* BEGIN *

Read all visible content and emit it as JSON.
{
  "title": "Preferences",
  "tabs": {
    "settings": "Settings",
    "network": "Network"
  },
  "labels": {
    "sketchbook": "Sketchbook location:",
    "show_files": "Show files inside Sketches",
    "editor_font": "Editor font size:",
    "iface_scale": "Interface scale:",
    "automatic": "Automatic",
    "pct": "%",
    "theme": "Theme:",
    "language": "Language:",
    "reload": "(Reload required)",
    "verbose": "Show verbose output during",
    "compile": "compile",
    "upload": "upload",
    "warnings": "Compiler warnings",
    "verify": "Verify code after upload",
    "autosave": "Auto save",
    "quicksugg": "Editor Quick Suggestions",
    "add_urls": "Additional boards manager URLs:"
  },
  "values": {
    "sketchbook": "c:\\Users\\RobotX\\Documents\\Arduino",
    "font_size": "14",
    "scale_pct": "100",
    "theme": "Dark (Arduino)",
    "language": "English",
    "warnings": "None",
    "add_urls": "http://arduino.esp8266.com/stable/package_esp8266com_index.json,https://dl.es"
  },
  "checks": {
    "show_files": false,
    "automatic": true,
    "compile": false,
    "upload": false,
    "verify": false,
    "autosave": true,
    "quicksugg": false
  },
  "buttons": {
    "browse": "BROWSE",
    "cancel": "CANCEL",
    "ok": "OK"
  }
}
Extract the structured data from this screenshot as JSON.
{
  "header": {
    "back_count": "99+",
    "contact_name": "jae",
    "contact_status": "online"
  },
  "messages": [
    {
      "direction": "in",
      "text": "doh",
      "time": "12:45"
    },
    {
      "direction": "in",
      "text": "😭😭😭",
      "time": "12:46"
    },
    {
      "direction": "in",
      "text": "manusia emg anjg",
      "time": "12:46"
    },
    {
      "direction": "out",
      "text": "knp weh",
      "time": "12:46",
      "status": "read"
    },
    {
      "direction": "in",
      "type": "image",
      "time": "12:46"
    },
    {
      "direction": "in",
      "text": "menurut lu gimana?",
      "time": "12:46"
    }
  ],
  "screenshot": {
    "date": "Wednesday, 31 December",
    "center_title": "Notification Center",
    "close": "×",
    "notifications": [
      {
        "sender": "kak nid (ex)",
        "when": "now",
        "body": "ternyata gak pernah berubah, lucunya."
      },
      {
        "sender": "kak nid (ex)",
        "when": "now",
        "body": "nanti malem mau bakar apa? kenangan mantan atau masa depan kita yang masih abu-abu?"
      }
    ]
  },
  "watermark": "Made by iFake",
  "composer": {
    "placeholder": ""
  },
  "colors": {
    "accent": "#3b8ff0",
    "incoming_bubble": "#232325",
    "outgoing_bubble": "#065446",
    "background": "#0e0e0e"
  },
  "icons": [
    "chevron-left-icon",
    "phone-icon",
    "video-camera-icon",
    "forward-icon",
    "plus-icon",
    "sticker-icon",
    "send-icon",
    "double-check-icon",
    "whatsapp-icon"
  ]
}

* END *

SHORT EXERCISE -
Report all lines of the data above that include the string "false".

COMPLETE OUTPUT -
    "show_files": false,
    "compile": false,
    "upload": false,
    "verify": false,
    "quicksugg": false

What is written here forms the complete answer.